Task:
Scan the lines below; pull out those with "普通话女声".

— start Extracted information —

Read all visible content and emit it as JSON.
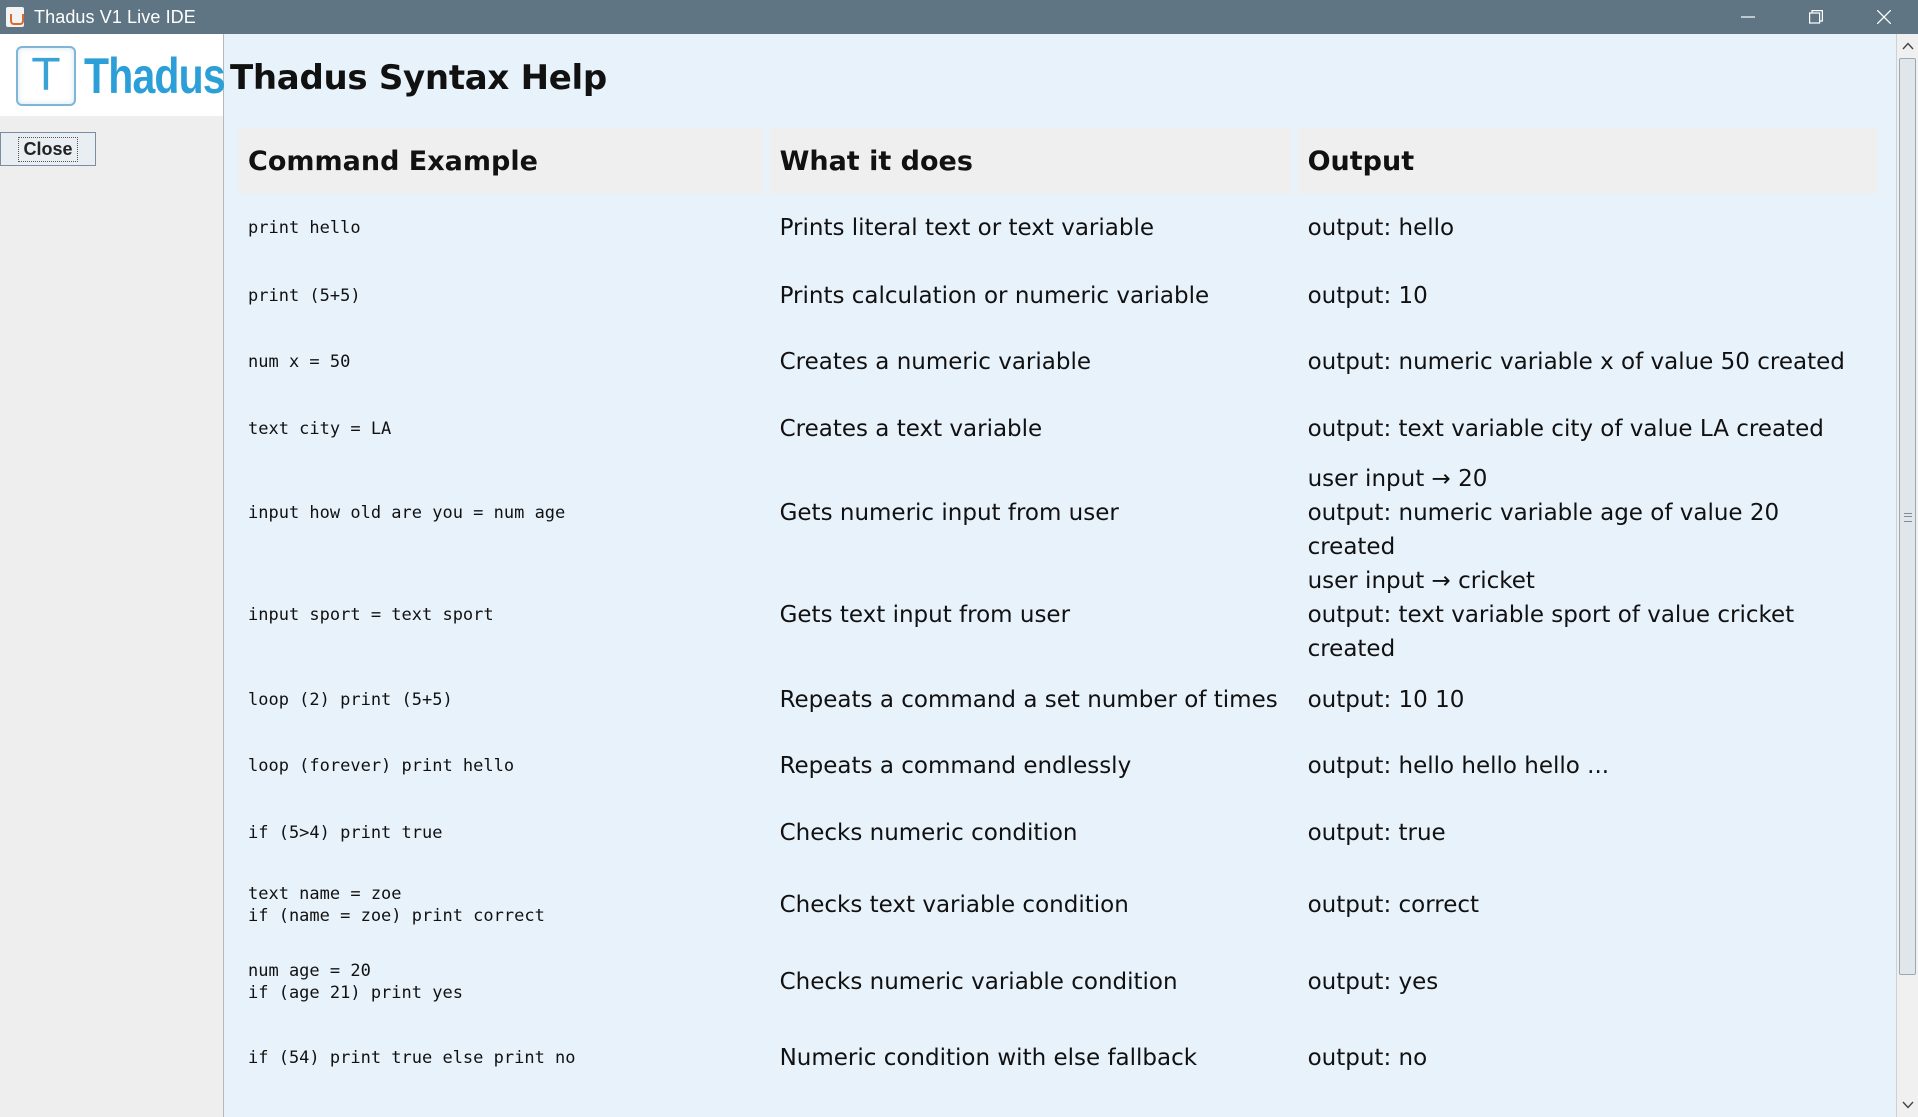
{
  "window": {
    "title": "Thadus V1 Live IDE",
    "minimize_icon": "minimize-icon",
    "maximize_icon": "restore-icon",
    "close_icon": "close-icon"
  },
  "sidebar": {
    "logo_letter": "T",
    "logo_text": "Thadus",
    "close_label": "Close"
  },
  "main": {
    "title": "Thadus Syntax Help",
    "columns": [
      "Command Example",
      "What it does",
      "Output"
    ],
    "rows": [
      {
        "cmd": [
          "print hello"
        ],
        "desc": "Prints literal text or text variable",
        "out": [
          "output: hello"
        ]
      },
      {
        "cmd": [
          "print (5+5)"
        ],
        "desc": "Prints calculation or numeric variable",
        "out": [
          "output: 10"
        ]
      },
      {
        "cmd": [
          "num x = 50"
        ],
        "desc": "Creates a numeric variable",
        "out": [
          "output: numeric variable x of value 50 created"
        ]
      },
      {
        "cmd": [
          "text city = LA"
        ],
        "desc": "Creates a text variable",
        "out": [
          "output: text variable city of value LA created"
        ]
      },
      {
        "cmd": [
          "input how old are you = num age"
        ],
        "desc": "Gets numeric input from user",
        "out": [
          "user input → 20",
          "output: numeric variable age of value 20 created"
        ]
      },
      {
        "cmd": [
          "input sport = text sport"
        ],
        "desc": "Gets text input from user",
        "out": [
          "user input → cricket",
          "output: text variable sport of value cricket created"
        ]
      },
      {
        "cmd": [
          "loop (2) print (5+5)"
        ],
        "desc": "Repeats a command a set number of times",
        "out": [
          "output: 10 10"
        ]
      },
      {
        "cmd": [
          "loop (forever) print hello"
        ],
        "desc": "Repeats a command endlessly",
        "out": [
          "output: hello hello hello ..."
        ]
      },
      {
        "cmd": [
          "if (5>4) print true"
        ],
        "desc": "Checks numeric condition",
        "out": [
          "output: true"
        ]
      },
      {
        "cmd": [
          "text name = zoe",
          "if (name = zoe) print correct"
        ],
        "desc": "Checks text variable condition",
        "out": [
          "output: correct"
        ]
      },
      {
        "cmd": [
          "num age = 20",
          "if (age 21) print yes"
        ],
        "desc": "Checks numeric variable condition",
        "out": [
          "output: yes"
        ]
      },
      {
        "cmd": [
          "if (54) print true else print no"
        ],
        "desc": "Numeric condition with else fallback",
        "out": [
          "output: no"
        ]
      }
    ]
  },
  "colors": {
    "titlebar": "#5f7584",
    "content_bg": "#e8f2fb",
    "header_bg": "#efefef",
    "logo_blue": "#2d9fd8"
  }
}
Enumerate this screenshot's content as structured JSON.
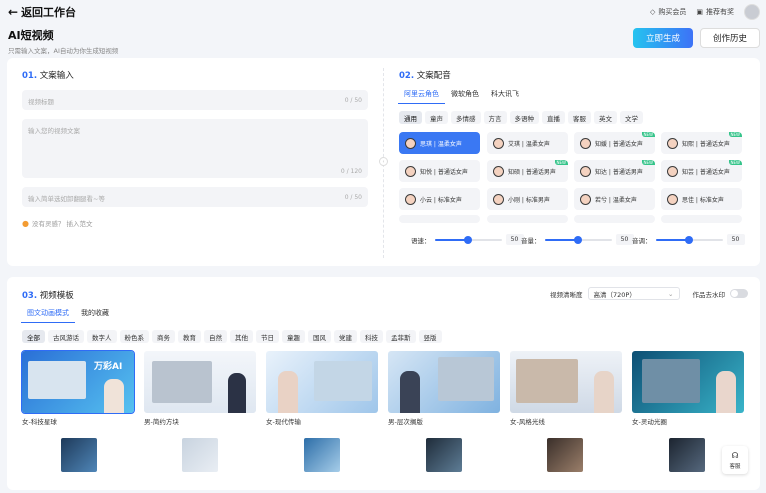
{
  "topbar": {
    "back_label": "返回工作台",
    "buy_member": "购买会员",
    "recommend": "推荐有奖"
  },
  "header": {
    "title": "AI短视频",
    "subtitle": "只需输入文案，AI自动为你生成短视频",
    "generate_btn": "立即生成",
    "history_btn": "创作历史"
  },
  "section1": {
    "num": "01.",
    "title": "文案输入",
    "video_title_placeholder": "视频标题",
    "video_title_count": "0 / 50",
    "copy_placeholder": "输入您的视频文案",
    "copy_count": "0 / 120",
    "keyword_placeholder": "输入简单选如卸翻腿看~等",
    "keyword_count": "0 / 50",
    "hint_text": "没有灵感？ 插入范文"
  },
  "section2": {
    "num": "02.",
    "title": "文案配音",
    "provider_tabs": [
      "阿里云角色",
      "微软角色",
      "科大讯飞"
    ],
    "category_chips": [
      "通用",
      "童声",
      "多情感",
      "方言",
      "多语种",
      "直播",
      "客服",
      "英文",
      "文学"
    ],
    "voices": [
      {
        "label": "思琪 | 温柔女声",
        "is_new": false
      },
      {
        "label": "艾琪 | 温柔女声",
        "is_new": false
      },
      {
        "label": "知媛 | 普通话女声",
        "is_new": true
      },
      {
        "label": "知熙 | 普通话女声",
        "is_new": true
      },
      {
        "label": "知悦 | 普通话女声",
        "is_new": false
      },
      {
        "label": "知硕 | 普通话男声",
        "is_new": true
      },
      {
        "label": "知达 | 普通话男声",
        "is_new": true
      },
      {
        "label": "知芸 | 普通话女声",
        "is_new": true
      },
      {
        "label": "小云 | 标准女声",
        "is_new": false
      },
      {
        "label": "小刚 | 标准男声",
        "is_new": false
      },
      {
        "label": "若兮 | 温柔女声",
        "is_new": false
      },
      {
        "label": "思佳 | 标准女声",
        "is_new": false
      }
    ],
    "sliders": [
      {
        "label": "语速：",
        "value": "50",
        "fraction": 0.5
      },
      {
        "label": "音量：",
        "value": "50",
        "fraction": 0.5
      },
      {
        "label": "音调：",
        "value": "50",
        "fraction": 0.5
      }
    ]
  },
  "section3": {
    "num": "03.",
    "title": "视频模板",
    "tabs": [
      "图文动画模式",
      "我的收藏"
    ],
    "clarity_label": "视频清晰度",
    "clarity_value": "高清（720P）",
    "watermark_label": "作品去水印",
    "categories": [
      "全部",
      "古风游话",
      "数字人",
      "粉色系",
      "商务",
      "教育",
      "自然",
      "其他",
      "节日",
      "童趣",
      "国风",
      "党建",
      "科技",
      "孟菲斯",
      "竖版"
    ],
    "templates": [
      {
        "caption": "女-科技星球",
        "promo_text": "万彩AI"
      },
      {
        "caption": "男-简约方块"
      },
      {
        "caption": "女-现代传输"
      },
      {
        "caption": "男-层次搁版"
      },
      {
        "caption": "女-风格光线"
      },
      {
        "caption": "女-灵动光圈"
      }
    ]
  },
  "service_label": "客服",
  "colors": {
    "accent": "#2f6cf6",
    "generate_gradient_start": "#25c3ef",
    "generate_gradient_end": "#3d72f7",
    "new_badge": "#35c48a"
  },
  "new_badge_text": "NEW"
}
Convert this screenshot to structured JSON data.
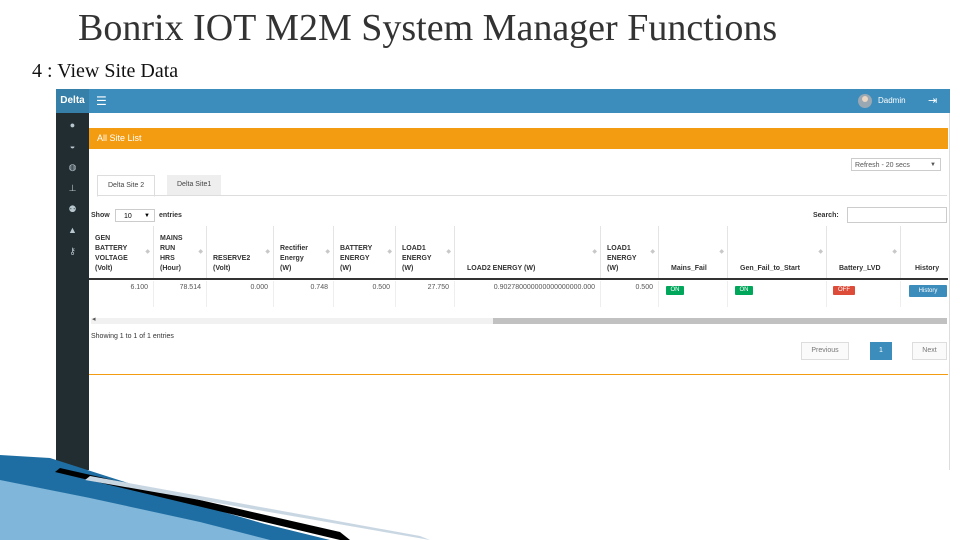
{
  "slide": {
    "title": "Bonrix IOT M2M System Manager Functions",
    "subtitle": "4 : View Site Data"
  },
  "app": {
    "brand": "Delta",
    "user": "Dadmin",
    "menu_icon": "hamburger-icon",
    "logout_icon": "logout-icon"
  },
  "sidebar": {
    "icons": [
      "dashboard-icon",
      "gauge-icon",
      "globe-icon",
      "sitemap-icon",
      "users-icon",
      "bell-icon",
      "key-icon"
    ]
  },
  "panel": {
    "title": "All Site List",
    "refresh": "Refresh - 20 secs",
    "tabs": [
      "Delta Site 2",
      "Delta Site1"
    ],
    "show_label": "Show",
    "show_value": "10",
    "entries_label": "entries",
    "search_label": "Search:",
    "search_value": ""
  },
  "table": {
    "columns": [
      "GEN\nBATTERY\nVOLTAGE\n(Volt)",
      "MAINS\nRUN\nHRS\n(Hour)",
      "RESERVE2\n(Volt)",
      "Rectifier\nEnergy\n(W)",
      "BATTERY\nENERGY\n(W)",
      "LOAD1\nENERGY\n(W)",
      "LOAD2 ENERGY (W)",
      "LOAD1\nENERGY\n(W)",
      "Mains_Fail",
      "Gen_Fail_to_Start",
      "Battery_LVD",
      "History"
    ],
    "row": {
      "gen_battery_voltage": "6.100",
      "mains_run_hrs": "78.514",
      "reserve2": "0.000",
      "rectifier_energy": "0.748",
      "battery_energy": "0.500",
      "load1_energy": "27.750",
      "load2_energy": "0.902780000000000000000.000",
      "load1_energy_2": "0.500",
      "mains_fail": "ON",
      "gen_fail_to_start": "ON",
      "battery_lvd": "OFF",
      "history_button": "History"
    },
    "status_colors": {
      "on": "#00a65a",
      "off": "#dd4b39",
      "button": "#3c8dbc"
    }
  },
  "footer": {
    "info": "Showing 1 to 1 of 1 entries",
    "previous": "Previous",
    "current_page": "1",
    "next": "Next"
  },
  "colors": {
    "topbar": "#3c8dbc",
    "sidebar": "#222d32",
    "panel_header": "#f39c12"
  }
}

— end Extracted information —

In response:
        "label": "知媛 | 普通话女声",
        "label": "知熙 | 普通话女声",
        "label": "知悦 | 普通话女声",
        "label": "知芸 | 普通话女声",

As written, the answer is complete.